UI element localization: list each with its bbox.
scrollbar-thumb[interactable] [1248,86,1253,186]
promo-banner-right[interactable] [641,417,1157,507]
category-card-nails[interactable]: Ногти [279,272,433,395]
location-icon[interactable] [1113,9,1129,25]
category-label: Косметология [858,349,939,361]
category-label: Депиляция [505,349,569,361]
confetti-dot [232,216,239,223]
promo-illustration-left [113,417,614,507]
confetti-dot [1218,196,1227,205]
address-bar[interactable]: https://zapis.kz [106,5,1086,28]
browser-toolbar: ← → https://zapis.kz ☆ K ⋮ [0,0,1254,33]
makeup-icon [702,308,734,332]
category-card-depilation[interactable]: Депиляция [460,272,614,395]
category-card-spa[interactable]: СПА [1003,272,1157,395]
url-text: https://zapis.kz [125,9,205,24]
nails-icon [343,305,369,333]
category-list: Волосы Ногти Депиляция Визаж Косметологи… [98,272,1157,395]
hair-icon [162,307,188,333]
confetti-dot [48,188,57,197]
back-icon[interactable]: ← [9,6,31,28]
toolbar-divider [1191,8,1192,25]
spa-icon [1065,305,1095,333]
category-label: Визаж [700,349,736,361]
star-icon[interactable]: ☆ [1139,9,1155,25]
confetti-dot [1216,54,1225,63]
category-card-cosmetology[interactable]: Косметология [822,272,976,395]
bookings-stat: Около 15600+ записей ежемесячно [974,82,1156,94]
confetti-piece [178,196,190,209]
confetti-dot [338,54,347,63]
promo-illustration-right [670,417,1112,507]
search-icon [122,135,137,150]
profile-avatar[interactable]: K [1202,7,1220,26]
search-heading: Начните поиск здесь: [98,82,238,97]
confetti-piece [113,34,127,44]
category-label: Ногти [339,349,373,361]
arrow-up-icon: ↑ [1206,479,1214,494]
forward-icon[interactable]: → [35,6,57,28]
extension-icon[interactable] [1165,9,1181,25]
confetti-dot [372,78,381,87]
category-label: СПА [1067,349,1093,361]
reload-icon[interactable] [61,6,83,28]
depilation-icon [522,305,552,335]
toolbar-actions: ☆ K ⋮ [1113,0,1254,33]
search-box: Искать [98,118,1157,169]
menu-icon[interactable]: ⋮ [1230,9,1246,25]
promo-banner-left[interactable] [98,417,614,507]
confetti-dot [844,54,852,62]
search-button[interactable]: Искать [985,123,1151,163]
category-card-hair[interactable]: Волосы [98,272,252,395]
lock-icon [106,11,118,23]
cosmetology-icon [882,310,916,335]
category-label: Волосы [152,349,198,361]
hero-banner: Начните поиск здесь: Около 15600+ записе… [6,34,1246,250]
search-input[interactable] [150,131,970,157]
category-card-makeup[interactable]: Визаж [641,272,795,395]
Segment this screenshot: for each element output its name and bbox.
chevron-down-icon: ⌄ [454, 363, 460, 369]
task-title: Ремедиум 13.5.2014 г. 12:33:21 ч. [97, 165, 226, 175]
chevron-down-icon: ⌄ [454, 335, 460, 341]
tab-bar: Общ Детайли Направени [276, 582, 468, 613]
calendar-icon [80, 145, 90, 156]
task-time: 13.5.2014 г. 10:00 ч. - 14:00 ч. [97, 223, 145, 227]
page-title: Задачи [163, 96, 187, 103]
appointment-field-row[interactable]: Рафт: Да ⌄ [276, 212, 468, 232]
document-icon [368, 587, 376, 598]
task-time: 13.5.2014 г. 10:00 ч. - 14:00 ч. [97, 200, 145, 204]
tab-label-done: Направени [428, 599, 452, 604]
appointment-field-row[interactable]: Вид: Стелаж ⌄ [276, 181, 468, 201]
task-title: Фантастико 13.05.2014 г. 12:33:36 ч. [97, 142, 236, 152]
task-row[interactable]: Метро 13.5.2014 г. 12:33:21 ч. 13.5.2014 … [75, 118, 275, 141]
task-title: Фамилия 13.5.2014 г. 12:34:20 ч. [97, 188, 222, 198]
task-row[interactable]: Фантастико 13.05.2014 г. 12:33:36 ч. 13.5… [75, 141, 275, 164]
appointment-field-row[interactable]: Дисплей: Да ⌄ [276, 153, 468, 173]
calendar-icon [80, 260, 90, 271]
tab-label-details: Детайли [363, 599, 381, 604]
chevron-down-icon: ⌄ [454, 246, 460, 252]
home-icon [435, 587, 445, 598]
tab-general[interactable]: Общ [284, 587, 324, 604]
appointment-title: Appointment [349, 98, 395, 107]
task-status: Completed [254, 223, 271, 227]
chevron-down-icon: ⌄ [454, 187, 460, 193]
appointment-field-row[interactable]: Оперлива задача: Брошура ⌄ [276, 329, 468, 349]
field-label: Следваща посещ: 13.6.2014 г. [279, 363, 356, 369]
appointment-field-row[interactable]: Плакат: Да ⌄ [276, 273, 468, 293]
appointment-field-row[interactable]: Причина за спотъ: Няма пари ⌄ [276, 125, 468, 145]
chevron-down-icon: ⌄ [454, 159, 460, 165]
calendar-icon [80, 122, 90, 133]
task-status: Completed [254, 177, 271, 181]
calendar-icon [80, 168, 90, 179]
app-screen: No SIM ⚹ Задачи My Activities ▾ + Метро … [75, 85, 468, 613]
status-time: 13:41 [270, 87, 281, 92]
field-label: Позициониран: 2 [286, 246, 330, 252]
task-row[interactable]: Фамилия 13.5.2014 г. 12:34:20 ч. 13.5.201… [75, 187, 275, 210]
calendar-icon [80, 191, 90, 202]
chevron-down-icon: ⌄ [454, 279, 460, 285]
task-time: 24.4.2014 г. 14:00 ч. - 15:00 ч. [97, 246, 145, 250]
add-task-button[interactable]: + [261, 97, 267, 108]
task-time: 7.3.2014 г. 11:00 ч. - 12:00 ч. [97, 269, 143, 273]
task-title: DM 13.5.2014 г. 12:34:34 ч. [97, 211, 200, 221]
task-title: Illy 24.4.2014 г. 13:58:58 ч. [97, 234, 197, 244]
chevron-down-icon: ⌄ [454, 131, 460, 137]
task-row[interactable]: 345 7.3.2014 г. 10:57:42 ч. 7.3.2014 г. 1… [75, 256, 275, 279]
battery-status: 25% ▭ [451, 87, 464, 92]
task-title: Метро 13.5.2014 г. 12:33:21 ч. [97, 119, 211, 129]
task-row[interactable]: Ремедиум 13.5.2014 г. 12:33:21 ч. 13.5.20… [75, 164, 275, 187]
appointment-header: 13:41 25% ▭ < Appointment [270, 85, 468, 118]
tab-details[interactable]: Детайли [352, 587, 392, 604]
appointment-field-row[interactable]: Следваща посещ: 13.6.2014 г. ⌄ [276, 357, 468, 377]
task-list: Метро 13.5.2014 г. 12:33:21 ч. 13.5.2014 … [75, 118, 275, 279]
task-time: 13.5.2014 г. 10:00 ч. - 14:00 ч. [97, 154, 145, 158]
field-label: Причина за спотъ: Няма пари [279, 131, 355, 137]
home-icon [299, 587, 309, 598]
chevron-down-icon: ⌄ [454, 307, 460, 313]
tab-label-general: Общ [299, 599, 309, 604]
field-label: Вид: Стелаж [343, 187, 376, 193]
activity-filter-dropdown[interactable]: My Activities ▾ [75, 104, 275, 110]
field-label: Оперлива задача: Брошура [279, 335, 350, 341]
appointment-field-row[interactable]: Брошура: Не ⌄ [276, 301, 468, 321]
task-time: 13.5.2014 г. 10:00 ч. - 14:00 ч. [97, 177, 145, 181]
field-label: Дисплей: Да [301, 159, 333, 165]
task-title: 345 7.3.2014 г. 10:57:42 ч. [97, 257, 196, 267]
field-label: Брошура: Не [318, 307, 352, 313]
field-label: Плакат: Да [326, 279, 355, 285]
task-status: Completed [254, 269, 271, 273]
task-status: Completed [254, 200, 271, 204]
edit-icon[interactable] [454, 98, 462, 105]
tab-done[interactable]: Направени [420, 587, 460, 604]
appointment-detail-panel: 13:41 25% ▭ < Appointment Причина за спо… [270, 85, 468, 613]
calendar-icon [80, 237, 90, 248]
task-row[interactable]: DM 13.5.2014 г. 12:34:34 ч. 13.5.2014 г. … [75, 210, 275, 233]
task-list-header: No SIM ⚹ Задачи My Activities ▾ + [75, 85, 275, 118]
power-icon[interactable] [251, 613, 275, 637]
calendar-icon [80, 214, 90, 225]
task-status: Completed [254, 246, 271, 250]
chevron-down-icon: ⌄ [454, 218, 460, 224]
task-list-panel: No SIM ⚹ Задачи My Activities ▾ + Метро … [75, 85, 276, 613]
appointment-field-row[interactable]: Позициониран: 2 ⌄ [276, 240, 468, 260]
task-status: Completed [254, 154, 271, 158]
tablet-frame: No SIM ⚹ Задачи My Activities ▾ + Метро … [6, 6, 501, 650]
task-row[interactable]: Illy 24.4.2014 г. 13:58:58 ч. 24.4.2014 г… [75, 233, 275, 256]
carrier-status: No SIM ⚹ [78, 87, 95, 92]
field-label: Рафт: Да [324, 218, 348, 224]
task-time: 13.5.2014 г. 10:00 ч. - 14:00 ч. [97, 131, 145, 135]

○ ○ ○ ○ ○

:: WHAT YOU ARE ASKED TO DO ::
Print everything from the start of the entries down to the line containing "promo-illustration-left [113,417,614,507]", including both of those lines, and reproduce them unchanged.

:: FULL ANSWER ::
UI element localization: list each with its bbox.
scrollbar-thumb[interactable] [1248,86,1253,186]
promo-banner-right[interactable] [641,417,1157,507]
category-card-nails[interactable]: Ногти [279,272,433,395]
location-icon[interactable] [1113,9,1129,25]
category-label: Косметология [858,349,939,361]
category-label: Депиляция [505,349,569,361]
confetti-dot [232,216,239,223]
promo-illustration-left [113,417,614,507]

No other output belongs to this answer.